**WORK TO COMPLETE:**
Restate the entries word for word, omitting nothing.

**LISTED RECORDS:**
<<<<
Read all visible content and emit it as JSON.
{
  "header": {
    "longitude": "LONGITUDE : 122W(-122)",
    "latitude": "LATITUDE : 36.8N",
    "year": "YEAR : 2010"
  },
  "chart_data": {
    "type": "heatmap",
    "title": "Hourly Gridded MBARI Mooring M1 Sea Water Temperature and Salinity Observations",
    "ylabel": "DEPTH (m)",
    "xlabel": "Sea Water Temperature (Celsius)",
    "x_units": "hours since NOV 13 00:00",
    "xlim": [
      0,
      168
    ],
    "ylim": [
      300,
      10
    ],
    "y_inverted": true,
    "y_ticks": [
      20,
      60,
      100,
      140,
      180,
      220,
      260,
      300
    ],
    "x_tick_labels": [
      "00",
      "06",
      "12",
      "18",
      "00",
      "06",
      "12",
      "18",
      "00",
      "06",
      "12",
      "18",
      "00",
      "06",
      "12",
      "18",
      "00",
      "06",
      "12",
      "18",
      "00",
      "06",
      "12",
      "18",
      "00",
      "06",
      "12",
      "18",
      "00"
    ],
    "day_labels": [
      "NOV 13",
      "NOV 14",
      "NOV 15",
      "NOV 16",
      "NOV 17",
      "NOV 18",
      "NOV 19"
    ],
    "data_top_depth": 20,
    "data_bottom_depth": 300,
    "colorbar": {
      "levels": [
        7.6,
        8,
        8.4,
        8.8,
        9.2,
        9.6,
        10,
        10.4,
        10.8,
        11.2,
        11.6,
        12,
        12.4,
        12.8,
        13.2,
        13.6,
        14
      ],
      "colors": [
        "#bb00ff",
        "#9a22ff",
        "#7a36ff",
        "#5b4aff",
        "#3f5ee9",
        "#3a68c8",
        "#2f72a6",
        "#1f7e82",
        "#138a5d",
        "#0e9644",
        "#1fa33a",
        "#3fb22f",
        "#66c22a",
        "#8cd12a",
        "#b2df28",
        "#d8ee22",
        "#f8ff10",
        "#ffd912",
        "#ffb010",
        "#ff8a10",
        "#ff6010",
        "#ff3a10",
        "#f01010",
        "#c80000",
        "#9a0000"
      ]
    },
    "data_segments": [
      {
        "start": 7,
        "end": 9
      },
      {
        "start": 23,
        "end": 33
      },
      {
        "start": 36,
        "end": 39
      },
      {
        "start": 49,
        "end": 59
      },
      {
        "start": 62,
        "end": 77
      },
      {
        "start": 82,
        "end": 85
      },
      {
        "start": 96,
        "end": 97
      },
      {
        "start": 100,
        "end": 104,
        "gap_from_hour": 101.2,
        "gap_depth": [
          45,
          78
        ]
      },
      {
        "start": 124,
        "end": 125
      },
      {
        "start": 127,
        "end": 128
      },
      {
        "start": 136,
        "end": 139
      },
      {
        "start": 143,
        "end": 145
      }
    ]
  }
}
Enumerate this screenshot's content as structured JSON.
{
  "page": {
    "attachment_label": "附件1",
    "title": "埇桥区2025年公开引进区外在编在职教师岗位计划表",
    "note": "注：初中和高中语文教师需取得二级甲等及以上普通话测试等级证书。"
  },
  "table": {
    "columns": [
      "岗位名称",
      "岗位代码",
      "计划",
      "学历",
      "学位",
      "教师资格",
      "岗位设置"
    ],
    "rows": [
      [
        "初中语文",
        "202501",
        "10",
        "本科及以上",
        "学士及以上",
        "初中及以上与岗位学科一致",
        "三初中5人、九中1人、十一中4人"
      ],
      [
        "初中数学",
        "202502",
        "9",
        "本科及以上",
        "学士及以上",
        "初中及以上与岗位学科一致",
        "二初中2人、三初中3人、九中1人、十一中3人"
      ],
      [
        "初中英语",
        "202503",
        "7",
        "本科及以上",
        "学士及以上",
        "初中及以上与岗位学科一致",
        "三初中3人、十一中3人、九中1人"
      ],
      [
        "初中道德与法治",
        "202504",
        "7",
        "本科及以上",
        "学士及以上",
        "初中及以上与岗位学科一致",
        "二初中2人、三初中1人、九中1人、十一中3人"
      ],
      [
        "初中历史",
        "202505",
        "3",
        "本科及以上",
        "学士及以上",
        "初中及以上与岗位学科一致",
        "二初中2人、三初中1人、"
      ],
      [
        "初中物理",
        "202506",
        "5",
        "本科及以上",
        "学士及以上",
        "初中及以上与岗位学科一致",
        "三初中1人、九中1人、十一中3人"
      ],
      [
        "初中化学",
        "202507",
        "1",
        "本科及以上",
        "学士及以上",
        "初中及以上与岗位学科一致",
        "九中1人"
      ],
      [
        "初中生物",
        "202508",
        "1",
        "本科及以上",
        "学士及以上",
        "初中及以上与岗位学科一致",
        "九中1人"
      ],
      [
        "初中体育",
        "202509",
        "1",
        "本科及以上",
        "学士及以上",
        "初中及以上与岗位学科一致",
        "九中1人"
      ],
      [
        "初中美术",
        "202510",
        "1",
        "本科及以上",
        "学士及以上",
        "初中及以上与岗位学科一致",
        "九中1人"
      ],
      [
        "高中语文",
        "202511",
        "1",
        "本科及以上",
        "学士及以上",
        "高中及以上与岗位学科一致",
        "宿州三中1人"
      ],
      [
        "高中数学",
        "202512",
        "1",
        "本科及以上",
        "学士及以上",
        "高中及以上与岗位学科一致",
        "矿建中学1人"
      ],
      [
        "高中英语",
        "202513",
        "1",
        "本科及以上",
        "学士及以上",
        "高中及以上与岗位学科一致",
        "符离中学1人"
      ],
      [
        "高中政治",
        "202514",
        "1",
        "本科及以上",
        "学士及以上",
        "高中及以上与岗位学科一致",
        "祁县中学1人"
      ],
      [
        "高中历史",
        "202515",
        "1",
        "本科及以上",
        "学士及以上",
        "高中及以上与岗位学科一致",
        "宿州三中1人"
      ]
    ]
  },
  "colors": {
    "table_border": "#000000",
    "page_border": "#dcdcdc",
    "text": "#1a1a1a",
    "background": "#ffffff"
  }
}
>>>>
**ANSWER:**
Read all visible content and emit it as JSON.
{
  "header": {
    "longitude": "LONGITUDE : 122W(-122)",
    "latitude": "LATITUDE : 36.8N",
    "year": "YEAR : 2010"
  },
  "chart_data": {
    "type": "heatmap",
    "title": "Hourly Gridded MBARI Mooring M1 Sea Water Temperature and Salinity Observations",
    "ylabel": "DEPTH (m)",
    "xlabel": "Sea Water Temperature (Celsius)",
    "x_units": "hours since NOV 13 00:00",
    "xlim": [
      0,
      168
    ],
    "ylim": [
      300,
      10
    ],
    "y_inverted": true,
    "y_ticks": [
      20,
      60,
      100,
      140,
      180,
      220,
      260,
      300
    ],
    "x_tick_labels": [
      "00",
      "06",
      "12",
      "18",
      "00",
      "06",
      "12",
      "18",
      "00",
      "06",
      "12",
      "18",
      "00",
      "06",
      "12",
      "18",
      "00",
      "06",
      "12",
      "18",
      "00",
      "06",
      "12",
      "18",
      "00",
      "06",
      "12",
      "18",
      "00"
    ],
    "day_labels": [
      "NOV 13",
      "NOV 14",
      "NOV 15",
      "NOV 16",
      "NOV 17",
      "NOV 18",
      "NOV 19"
    ],
    "data_top_depth": 20,
    "data_bottom_depth": 300,
    "colorbar": {
      "levels": [
        7.6,
        8,
        8.4,
        8.8,
        9.2,
        9.6,
        10,
        10.4,
        10.8,
        11.2,
        11.6,
        12,
        12.4,
        12.8,
        13.2,
        13.6,
        14
      ],
      "colors": [
        "#bb00ff",
        "#9a22ff",
        "#7a36ff",
        "#5b4aff",
        "#3f5ee9",
        "#3a68c8",
        "#2f72a6",
        "#1f7e82",
        "#138a5d",
        "#0e9644",
        "#1fa33a",
        "#3fb22f",
        "#66c22a",
        "#8cd12a",
        "#b2df28",
        "#d8ee22",
        "#f8ff10",
        "#ffd912",
        "#ffb010",
        "#ff8a10",
        "#ff6010",
        "#ff3a10",
        "#f01010",
        "#c80000",
        "#9a0000"
      ]
    },
    "data_segments": [
      {
        "start": 7,
        "end": 9
      },
      {
        "start": 23,
        "end": 33
      },
      {
        "start": 36,
        "end": 39
      },
      {
        "start": 49,
        "end": 59
      },
      {
        "start": 62,
        "end": 77
      },
      {
        "start": 82,
        "end": 85
      },
      {
        "start": 96,
        "end": 97
      },
      {
        "start": 100,
        "end": 104,
        "gap_from_hour": 101.2,
        "gap_depth": [
          45,
          78
        ]
      },
      {
        "start": 124,
        "end": 125
      },
      {
        "start": 127,
        "end": 128
      },
      {
        "start": 136,
        "end": 139
      },
      {
        "start": 143,
        "end": 145
      }
    ]
  }
}
Enumerate this screenshot's content as structured JSON.
{
  "page": {
    "attachment_label": "附件1",
    "title": "埇桥区2025年公开引进区外在编在职教师岗位计划表",
    "note": "注：初中和高中语文教师需取得二级甲等及以上普通话测试等级证书。"
  },
  "table": {
    "columns": [
      "岗位名称",
      "岗位代码",
      "计划",
      "学历",
      "学位",
      "教师资格",
      "岗位设置"
    ],
    "rows": [
      [
        "初中语文",
        "202501",
        "10",
        "本科及以上",
        "学士及以上",
        "初中及以上与岗位学科一致",
        "三初中5人、九中1人、十一中4人"
      ],
      [
        "初中数学",
        "202502",
        "9",
        "本科及以上",
        "学士及以上",
        "初中及以上与岗位学科一致",
        "二初中2人、三初中3人、九中1人、十一中3人"
      ],
      [
        "初中英语",
        "202503",
        "7",
        "本科及以上",
        "学士及以上",
        "初中及以上与岗位学科一致",
        "三初中3人、十一中3人、九中1人"
      ],
      [
        "初中道德与法治",
        "202504",
        "7",
        "本科及以上",
        "学士及以上",
        "初中及以上与岗位学科一致",
        "二初中2人、三初中1人、九中1人、十一中3人"
      ],
      [
        "初中历史",
        "202505",
        "3",
        "本科及以上",
        "学士及以上",
        "初中及以上与岗位学科一致",
        "二初中2人、三初中1人、"
      ],
      [
        "初中物理",
        "202506",
        "5",
        "本科及以上",
        "学士及以上",
        "初中及以上与岗位学科一致",
        "三初中1人、九中1人、十一中3人"
      ],
      [
        "初中化学",
        "202507",
        "1",
        "本科及以上",
        "学士及以上",
        "初中及以上与岗位学科一致",
        "九中1人"
      ],
      [
        "初中生物",
        "202508",
        "1",
        "本科及以上",
        "学士及以上",
        "初中及以上与岗位学科一致",
        "九中1人"
      ],
      [
        "初中体育",
        "202509",
        "1",
        "本科及以上",
        "学士及以上",
        "初中及以上与岗位学科一致",
        "九中1人"
      ],
      [
        "初中美术",
        "202510",
        "1",
        "本科及以上",
        "学士及以上",
        "初中及以上与岗位学科一致",
        "九中1人"
      ],
      [
        "高中语文",
        "202511",
        "1",
        "本科及以上",
        "学士及以上",
        "高中及以上与岗位学科一致",
        "宿州三中1人"
      ],
      [
        "高中数学",
        "202512",
        "1",
        "本科及以上",
        "学士及以上",
        "高中及以上与岗位学科一致",
        "矿建中学1人"
      ],
      [
        "高中英语",
        "202513",
        "1",
        "本科及以上",
        "学士及以上",
        "高中及以上与岗位学科一致",
        "符离中学1人"
      ],
      [
        "高中政治",
        "202514",
        "1",
        "本科及以上",
        "学士及以上",
        "高中及以上与岗位学科一致",
        "祁县中学1人"
      ],
      [
        "高中历史",
        "202515",
        "1",
        "本科及以上",
        "学士及以上",
        "高中及以上与岗位学科一致",
        "宿州三中1人"
      ]
    ]
  },
  "colors": {
    "table_border": "#000000",
    "page_border": "#dcdcdc",
    "text": "#1a1a1a",
    "background": "#ffffff"
  }
}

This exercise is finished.